- **Written request**
Pull every line that holds the word "source" from the entries.

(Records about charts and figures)

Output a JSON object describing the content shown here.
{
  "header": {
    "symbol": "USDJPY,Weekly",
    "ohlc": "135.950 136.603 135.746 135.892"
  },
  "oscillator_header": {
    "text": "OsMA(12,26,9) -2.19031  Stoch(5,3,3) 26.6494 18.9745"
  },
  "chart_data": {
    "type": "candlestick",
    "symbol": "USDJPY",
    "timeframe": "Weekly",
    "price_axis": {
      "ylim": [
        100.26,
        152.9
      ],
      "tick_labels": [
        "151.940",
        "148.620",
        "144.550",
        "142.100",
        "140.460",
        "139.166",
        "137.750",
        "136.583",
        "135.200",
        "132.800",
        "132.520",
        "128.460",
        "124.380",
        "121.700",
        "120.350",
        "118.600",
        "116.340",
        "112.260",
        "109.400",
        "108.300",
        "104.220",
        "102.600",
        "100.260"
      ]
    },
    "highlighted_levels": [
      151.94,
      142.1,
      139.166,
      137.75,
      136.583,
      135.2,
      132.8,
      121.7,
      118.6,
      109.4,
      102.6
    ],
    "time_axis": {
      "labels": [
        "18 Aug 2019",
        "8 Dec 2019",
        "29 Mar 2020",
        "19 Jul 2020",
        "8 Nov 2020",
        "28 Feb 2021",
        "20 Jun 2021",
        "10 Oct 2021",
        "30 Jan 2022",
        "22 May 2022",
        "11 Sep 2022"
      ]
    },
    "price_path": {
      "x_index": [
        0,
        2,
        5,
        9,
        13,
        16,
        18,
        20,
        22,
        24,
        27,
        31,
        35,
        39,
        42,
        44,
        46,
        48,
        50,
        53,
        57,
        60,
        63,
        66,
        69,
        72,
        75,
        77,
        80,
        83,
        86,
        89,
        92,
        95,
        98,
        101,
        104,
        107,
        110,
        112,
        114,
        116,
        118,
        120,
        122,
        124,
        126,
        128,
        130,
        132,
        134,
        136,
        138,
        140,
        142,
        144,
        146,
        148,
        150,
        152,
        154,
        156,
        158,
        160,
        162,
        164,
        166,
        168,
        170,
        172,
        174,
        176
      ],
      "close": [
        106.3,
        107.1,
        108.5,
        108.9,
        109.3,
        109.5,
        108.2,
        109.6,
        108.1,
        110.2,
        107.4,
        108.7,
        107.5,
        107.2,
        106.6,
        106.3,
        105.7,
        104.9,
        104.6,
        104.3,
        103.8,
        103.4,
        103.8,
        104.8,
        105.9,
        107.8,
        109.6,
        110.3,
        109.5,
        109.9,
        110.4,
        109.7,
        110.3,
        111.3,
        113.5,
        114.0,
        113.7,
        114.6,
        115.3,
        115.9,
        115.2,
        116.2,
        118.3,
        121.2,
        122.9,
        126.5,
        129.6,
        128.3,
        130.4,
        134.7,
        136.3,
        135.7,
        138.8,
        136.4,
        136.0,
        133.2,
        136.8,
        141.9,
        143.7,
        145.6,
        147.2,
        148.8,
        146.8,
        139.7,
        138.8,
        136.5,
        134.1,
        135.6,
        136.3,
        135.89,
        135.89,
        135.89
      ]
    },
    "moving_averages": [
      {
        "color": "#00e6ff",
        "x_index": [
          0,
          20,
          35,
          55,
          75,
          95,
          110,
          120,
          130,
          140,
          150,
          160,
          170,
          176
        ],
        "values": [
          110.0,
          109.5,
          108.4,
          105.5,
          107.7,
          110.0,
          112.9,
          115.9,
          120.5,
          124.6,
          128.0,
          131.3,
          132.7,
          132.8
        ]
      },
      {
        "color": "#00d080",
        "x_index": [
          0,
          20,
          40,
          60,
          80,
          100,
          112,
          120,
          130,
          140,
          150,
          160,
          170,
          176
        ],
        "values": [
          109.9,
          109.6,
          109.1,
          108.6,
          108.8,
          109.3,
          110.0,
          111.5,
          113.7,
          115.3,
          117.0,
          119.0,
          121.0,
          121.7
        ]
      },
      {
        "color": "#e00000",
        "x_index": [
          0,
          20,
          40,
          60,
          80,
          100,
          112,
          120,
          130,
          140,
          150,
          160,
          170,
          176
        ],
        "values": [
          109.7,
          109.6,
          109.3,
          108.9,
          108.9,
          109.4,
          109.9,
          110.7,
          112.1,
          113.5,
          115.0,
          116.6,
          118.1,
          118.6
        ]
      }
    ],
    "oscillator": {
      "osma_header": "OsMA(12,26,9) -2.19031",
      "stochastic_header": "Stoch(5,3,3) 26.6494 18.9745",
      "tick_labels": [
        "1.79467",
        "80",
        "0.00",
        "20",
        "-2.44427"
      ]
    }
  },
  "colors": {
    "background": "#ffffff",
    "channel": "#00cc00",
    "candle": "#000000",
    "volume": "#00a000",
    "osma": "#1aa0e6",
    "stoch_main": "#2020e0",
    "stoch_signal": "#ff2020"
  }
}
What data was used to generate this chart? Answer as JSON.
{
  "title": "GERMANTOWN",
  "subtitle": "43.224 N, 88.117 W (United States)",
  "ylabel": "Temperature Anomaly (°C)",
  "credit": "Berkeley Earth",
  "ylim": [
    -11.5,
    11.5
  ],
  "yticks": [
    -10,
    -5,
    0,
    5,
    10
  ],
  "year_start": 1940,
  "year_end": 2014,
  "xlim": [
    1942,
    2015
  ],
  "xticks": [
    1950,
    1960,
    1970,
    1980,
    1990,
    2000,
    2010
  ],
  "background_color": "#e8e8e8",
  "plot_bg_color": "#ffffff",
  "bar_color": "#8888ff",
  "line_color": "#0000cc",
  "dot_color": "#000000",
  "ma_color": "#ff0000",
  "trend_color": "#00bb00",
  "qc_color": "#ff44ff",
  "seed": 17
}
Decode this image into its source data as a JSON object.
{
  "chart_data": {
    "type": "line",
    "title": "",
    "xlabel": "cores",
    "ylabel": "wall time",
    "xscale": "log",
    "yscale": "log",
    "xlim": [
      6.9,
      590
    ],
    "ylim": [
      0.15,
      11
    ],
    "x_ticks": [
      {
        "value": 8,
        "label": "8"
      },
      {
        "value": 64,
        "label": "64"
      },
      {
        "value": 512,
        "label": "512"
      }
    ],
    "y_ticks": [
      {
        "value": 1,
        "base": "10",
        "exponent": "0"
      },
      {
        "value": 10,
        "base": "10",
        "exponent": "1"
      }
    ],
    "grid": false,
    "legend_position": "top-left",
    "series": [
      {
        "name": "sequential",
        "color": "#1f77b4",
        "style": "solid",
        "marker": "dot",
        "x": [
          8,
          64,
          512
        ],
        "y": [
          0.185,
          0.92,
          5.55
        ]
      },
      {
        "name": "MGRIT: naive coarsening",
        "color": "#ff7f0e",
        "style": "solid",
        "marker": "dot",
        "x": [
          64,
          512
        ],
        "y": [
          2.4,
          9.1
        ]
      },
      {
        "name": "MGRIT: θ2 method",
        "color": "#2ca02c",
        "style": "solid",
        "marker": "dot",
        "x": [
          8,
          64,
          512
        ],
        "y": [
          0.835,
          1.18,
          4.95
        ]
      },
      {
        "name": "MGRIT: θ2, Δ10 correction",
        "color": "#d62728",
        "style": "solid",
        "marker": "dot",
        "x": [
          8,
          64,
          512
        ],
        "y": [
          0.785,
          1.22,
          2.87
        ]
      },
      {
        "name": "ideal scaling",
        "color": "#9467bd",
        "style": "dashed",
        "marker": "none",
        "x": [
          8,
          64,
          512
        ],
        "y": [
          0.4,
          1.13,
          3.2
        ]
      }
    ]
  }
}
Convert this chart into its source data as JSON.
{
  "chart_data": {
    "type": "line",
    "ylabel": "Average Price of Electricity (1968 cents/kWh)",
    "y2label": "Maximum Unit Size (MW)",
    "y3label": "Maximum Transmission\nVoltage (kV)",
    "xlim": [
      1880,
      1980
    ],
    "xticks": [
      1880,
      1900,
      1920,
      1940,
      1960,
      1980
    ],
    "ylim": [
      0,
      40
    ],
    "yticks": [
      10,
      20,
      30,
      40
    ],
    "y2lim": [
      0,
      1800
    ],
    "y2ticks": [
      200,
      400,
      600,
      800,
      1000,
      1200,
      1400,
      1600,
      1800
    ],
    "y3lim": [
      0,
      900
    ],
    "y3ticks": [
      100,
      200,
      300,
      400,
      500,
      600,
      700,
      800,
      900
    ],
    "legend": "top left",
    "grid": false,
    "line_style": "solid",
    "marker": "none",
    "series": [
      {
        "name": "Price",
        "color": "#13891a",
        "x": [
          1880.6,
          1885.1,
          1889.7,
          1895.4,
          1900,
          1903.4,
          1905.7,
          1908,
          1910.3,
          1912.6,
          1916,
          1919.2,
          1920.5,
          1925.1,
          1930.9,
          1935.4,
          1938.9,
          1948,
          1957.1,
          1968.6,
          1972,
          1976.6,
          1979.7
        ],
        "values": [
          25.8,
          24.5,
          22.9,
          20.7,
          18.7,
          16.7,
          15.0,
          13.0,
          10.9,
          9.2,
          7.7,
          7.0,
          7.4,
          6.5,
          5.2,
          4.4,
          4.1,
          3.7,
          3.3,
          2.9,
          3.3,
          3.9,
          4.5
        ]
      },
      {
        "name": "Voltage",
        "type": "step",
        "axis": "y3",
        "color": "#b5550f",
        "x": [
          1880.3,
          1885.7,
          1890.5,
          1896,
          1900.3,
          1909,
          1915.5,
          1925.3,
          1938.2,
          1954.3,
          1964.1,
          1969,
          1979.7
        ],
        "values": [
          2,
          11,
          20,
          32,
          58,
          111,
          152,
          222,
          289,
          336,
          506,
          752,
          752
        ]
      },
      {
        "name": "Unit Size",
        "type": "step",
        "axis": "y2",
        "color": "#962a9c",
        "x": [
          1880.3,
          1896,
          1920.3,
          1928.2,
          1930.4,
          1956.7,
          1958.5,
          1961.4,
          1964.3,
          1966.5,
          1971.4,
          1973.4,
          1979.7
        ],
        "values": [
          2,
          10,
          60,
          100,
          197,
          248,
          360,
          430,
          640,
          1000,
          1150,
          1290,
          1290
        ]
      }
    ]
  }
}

- **Expected answer**
Decode this image into its source data as a JSON object.
Convert this chart into its source data as JSON.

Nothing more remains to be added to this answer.